* begin Dataset extract *
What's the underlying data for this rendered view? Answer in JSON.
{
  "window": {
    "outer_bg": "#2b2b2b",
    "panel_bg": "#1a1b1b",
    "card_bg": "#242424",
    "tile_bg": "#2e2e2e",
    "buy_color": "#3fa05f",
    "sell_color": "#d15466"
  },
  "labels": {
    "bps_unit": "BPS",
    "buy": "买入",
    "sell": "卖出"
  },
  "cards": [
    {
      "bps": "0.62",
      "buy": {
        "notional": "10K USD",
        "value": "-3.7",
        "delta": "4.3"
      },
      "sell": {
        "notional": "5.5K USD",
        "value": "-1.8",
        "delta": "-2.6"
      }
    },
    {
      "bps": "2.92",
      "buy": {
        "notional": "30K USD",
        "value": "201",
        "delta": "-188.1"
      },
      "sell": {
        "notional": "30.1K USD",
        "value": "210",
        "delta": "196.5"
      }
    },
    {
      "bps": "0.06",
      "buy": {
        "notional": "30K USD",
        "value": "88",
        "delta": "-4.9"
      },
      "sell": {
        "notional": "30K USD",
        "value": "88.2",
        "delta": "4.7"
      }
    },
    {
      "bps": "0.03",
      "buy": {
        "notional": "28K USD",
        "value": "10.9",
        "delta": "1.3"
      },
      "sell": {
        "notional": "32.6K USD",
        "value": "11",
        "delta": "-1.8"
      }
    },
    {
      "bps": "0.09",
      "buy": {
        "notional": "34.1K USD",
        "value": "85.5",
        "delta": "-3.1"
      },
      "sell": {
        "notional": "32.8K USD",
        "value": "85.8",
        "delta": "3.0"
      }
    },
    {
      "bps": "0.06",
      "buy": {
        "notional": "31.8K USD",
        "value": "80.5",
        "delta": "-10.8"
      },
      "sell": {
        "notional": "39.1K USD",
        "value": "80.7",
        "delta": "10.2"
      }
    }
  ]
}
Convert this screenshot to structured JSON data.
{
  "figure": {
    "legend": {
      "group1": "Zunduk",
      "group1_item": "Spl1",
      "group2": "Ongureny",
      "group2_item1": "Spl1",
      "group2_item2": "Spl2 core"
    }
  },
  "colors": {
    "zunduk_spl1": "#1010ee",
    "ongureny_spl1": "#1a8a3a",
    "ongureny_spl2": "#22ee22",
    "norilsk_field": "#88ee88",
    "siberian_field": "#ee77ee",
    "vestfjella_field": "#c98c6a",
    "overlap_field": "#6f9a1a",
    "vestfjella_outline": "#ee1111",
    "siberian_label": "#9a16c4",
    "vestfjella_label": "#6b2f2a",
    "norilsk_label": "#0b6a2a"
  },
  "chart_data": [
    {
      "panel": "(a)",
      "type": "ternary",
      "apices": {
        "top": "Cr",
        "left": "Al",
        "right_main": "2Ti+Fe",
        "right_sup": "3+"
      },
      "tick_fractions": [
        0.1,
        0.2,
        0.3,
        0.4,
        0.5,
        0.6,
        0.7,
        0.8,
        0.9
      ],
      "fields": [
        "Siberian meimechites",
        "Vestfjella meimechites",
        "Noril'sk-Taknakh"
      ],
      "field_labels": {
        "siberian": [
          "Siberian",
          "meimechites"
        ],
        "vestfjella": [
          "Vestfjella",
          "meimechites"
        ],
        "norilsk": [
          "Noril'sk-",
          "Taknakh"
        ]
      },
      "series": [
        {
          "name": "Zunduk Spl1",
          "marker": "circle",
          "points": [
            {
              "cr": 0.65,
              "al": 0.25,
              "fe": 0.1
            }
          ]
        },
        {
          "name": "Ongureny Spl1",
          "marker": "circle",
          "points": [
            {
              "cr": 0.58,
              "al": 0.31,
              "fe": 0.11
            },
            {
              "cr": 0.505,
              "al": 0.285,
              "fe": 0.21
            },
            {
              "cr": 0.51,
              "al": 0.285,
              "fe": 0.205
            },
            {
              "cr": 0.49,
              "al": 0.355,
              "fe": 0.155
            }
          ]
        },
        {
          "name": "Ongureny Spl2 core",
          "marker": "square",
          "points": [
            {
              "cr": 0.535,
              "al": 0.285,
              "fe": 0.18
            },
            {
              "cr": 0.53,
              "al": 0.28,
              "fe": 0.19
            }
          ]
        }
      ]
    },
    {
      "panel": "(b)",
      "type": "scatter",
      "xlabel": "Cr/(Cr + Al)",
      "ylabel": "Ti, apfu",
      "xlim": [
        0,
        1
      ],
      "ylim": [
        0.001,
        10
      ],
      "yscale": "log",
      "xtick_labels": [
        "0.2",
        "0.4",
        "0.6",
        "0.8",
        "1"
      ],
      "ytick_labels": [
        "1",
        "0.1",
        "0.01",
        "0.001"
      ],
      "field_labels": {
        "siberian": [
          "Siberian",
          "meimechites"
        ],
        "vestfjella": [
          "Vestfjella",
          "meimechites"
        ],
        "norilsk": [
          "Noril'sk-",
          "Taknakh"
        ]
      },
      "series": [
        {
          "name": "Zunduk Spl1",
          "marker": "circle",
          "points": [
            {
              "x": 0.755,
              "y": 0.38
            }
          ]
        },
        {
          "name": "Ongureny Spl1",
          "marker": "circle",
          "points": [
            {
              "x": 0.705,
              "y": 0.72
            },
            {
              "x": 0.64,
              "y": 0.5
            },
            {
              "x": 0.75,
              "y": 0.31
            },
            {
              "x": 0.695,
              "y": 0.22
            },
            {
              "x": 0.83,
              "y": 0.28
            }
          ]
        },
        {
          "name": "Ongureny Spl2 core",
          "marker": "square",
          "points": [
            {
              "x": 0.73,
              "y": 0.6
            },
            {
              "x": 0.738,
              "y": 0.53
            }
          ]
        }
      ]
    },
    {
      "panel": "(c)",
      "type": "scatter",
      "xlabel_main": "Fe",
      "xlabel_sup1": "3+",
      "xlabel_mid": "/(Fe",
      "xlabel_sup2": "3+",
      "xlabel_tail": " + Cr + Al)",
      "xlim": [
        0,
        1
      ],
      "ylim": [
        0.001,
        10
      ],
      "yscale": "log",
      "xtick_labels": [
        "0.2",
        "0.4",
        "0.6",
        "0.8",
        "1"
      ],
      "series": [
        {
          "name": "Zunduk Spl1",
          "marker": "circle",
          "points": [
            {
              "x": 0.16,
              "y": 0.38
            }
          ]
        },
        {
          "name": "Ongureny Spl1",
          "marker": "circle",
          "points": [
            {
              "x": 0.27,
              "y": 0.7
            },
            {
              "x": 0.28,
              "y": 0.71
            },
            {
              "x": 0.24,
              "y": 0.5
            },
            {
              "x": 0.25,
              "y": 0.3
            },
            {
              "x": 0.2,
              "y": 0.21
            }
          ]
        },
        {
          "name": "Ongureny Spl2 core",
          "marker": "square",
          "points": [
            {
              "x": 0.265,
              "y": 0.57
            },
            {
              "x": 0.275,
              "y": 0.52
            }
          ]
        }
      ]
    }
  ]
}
* end Dataset extract *
Given request.
Each record above should be output again exactly.

Task response.
What's the underlying data for this rendered view? Answer in JSON.
{
  "window": {
    "outer_bg": "#2b2b2b",
    "panel_bg": "#1a1b1b",
    "card_bg": "#242424",
    "tile_bg": "#2e2e2e",
    "buy_color": "#3fa05f",
    "sell_color": "#d15466"
  },
  "labels": {
    "bps_unit": "BPS",
    "buy": "买入",
    "sell": "卖出"
  },
  "cards": [
    {
      "bps": "0.62",
      "buy": {
        "notional": "10K USD",
        "value": "-3.7",
        "delta": "4.3"
      },
      "sell": {
        "notional": "5.5K USD",
        "value": "-1.8",
        "delta": "-2.6"
      }
    },
    {
      "bps": "2.92",
      "buy": {
        "notional": "30K USD",
        "value": "201",
        "delta": "-188.1"
      },
      "sell": {
        "notional": "30.1K USD",
        "value": "210",
        "delta": "196.5"
      }
    },
    {
      "bps": "0.06",
      "buy": {
        "notional": "30K USD",
        "value": "88",
        "delta": "-4.9"
      },
      "sell": {
        "notional": "30K USD",
        "value": "88.2",
        "delta": "4.7"
      }
    },
    {
      "bps": "0.03",
      "buy": {
        "notional": "28K USD",
        "value": "10.9",
        "delta": "1.3"
      },
      "sell": {
        "notional": "32.6K USD",
        "value": "11",
        "delta": "-1.8"
      }
    },
    {
      "bps": "0.09",
      "buy": {
        "notional": "34.1K USD",
        "value": "85.5",
        "delta": "-3.1"
      },
      "sell": {
        "notional": "32.8K USD",
        "value": "85.8",
        "delta": "3.0"
      }
    },
    {
      "bps": "0.06",
      "buy": {
        "notional": "31.8K USD",
        "value": "80.5",
        "delta": "-10.8"
      },
      "sell": {
        "notional": "39.1K USD",
        "value": "80.7",
        "delta": "10.2"
      }
    }
  ]
}
Convert this screenshot to structured JSON data.
{
  "figure": {
    "legend": {
      "group1": "Zunduk",
      "group1_item": "Spl1",
      "group2": "Ongureny",
      "group2_item1": "Spl1",
      "group2_item2": "Spl2 core"
    }
  },
  "colors": {
    "zunduk_spl1": "#1010ee",
    "ongureny_spl1": "#1a8a3a",
    "ongureny_spl2": "#22ee22",
    "norilsk_field": "#88ee88",
    "siberian_field": "#ee77ee",
    "vestfjella_field": "#c98c6a",
    "overlap_field": "#6f9a1a",
    "vestfjella_outline": "#ee1111",
    "siberian_label": "#9a16c4",
    "vestfjella_label": "#6b2f2a",
    "norilsk_label": "#0b6a2a"
  },
  "chart_data": [
    {
      "panel": "(a)",
      "type": "ternary",
      "apices": {
        "top": "Cr",
        "left": "Al",
        "right_main": "2Ti+Fe",
        "right_sup": "3+"
      },
      "tick_fractions": [
        0.1,
        0.2,
        0.3,
        0.4,
        0.5,
        0.6,
        0.7,
        0.8,
        0.9
      ],
      "fields": [
        "Siberian meimechites",
        "Vestfjella meimechites",
        "Noril'sk-Taknakh"
      ],
      "field_labels": {
        "siberian": [
          "Siberian",
          "meimechites"
        ],
        "vestfjella": [
          "Vestfjella",
          "meimechites"
        ],
        "norilsk": [
          "Noril'sk-",
          "Taknakh"
        ]
      },
      "series": [
        {
          "name": "Zunduk Spl1",
          "marker": "circle",
          "points": [
            {
              "cr": 0.65,
              "al": 0.25,
              "fe": 0.1
            }
          ]
        },
        {
          "name": "Ongureny Spl1",
          "marker": "circle",
          "points": [
            {
              "cr": 0.58,
              "al": 0.31,
              "fe": 0.11
            },
            {
              "cr": 0.505,
              "al": 0.285,
              "fe": 0.21
            },
            {
              "cr": 0.51,
              "al": 0.285,
              "fe": 0.205
            },
            {
              "cr": 0.49,
              "al": 0.355,
              "fe": 0.155
            }
          ]
        },
        {
          "name": "Ongureny Spl2 core",
          "marker": "square",
          "points": [
            {
              "cr": 0.535,
              "al": 0.285,
              "fe": 0.18
            },
            {
              "cr": 0.53,
              "al": 0.28,
              "fe": 0.19
            }
          ]
        }
      ]
    },
    {
      "panel": "(b)",
      "type": "scatter",
      "xlabel": "Cr/(Cr + Al)",
      "ylabel": "Ti, apfu",
      "xlim": [
        0,
        1
      ],
      "ylim": [
        0.001,
        10
      ],
      "yscale": "log",
      "xtick_labels": [
        "0.2",
        "0.4",
        "0.6",
        "0.8",
        "1"
      ],
      "ytick_labels": [
        "1",
        "0.1",
        "0.01",
        "0.001"
      ],
      "field_labels": {
        "siberian": [
          "Siberian",
          "meimechites"
        ],
        "vestfjella": [
          "Vestfjella",
          "meimechites"
        ],
        "norilsk": [
          "Noril'sk-",
          "Taknakh"
        ]
      },
      "series": [
        {
          "name": "Zunduk Spl1",
          "marker": "circle",
          "points": [
            {
              "x": 0.755,
              "y": 0.38
            }
          ]
        },
        {
          "name": "Ongureny Spl1",
          "marker": "circle",
          "points": [
            {
              "x": 0.705,
              "y": 0.72
            },
            {
              "x": 0.64,
              "y": 0.5
            },
            {
              "x": 0.75,
              "y": 0.31
            },
            {
              "x": 0.695,
              "y": 0.22
            },
            {
              "x": 0.83,
              "y": 0.28
            }
          ]
        },
        {
          "name": "Ongureny Spl2 core",
          "marker": "square",
          "points": [
            {
              "x": 0.73,
              "y": 0.6
            },
            {
              "x": 0.738,
              "y": 0.53
            }
          ]
        }
      ]
    },
    {
      "panel": "(c)",
      "type": "scatter",
      "xlabel_main": "Fe",
      "xlabel_sup1": "3+",
      "xlabel_mid": "/(Fe",
      "xlabel_sup2": "3+",
      "xlabel_tail": " + Cr + Al)",
      "xlim": [
        0,
        1
      ],
      "ylim": [
        0.001,
        10
      ],
      "yscale": "log",
      "xtick_labels": [
        "0.2",
        "0.4",
        "0.6",
        "0.8",
        "1"
      ],
      "series": [
        {
          "name": "Zunduk Spl1",
          "marker": "circle",
          "points": [
            {
              "x": 0.16,
              "y": 0.38
            }
          ]
        },
        {
          "name": "Ongureny Spl1",
          "marker": "circle",
          "points": [
            {
              "x": 0.27,
              "y": 0.7
            },
            {
              "x": 0.28,
              "y": 0.71
            },
            {
              "x": 0.24,
              "y": 0.5
            },
            {
              "x": 0.25,
              "y": 0.3
            },
            {
              "x": 0.2,
              "y": 0.21
            }
          ]
        },
        {
          "name": "Ongureny Spl2 core",
          "marker": "square",
          "points": [
            {
              "x": 0.265,
              "y": 0.57
            },
            {
              "x": 0.275,
              "y": 0.52
            }
          ]
        }
      ]
    }
  ]
}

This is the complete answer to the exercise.